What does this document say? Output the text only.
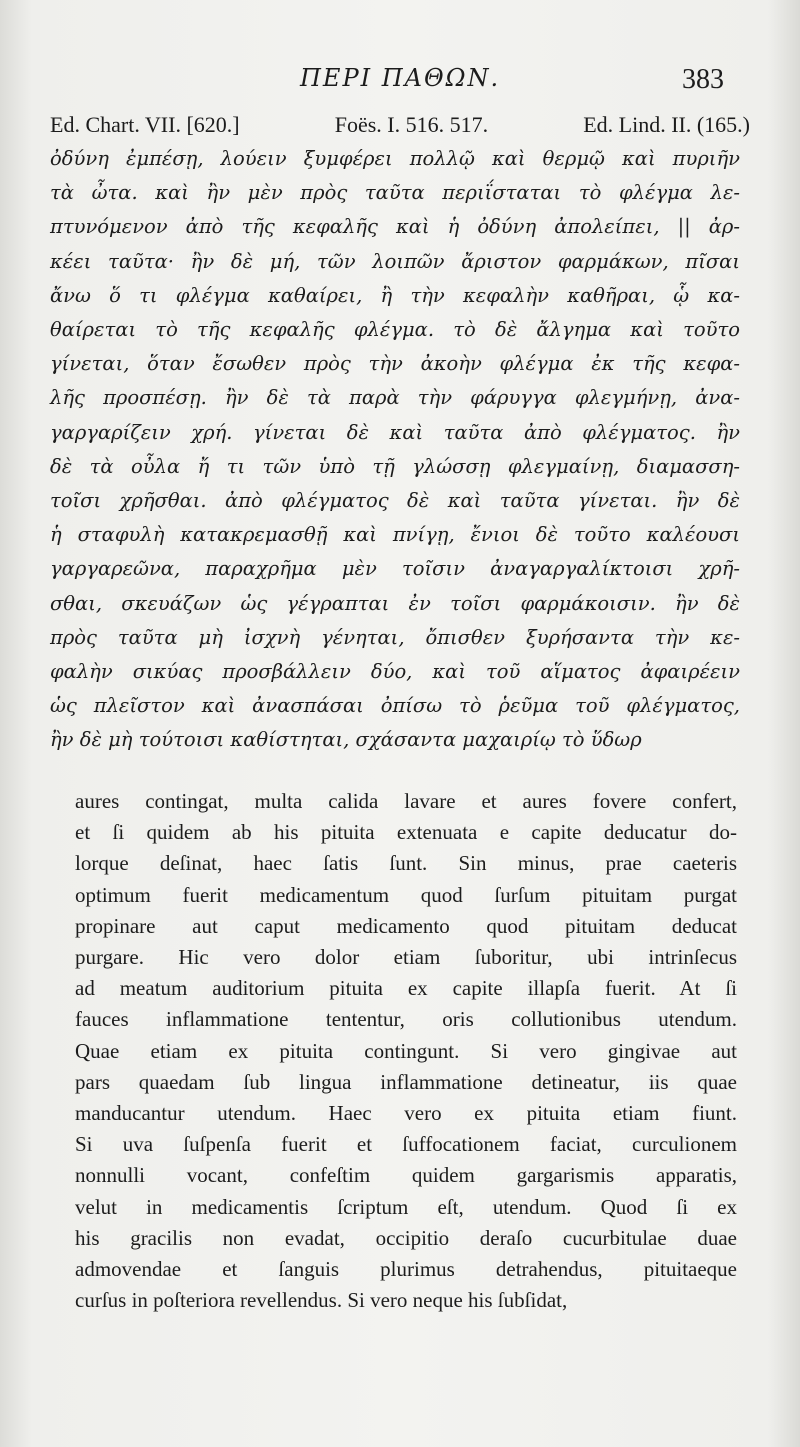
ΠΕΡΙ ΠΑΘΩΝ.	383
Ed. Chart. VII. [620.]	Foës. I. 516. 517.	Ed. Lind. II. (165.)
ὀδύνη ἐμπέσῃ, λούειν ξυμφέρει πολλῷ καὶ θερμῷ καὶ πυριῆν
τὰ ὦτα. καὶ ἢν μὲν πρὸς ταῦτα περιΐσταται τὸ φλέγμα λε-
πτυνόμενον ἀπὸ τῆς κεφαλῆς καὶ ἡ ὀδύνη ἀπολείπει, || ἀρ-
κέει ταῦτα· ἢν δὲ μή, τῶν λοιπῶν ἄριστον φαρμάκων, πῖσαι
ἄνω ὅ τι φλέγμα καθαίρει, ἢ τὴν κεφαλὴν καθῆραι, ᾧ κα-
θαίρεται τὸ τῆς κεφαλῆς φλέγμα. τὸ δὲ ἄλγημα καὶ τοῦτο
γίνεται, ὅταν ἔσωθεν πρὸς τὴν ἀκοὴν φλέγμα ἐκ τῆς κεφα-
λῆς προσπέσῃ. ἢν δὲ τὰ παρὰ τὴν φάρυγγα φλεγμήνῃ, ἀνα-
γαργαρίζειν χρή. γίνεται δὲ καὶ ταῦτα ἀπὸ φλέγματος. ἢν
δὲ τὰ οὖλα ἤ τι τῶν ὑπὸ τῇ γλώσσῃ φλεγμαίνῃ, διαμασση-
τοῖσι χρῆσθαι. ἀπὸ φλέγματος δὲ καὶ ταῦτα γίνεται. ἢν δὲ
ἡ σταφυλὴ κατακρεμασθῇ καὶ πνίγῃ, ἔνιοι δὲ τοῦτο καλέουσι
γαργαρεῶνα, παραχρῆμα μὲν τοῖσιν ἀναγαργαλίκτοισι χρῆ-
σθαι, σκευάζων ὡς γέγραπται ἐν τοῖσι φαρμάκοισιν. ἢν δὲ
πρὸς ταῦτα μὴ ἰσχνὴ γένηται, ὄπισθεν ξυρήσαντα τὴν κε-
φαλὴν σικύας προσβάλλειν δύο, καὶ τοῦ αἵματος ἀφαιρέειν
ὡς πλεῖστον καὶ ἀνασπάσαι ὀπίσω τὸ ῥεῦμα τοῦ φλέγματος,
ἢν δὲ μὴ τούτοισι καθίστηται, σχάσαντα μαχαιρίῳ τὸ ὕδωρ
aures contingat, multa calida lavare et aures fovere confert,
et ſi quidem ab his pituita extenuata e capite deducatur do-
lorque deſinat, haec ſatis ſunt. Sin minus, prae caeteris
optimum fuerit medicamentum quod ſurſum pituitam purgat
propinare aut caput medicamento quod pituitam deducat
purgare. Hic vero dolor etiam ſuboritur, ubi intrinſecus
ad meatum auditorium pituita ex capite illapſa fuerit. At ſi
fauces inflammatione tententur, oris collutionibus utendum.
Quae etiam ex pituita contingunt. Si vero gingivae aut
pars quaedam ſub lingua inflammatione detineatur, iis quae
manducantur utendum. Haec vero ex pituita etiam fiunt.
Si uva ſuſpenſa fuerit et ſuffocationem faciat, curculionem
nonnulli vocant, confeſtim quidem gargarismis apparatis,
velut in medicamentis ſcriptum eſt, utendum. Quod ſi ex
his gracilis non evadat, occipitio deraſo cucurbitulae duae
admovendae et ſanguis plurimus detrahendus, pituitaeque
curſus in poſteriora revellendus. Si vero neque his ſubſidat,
......
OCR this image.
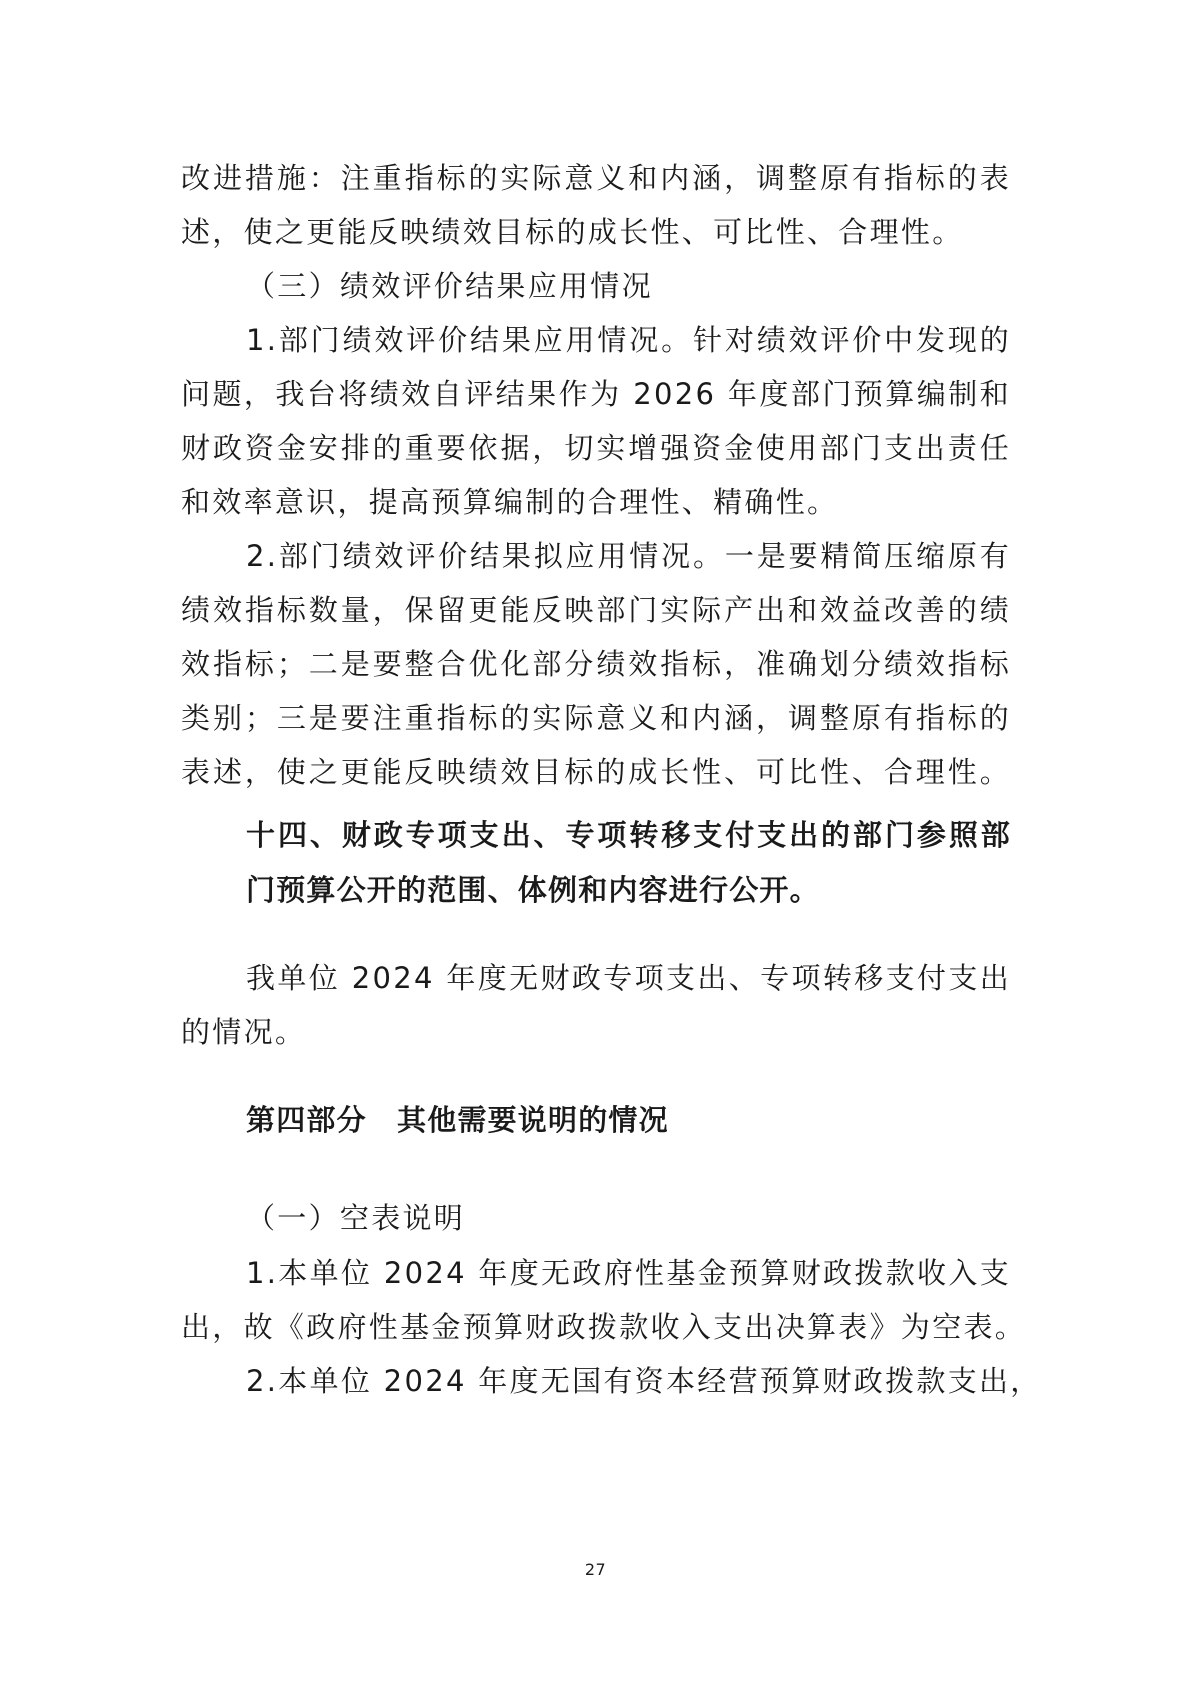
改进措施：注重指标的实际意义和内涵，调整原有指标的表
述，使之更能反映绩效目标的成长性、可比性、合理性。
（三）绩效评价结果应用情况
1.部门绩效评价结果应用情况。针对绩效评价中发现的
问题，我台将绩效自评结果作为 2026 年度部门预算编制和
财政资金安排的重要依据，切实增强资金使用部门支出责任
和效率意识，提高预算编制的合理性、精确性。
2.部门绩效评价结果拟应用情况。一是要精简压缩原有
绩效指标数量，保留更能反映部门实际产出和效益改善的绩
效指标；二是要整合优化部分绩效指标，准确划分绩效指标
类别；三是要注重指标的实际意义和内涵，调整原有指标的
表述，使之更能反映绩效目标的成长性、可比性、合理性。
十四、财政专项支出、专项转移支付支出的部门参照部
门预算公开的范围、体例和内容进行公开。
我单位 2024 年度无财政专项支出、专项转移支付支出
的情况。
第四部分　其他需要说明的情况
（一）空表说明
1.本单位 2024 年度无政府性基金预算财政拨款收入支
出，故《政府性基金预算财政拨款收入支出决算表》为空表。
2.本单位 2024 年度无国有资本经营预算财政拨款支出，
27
......
WHAT THE EXERCISE ASKS
Filter the records, keeping only lines that contain "this", and show those lines.

RESPONSE BELOW
What does this document say? Output the text only.
OCR this image.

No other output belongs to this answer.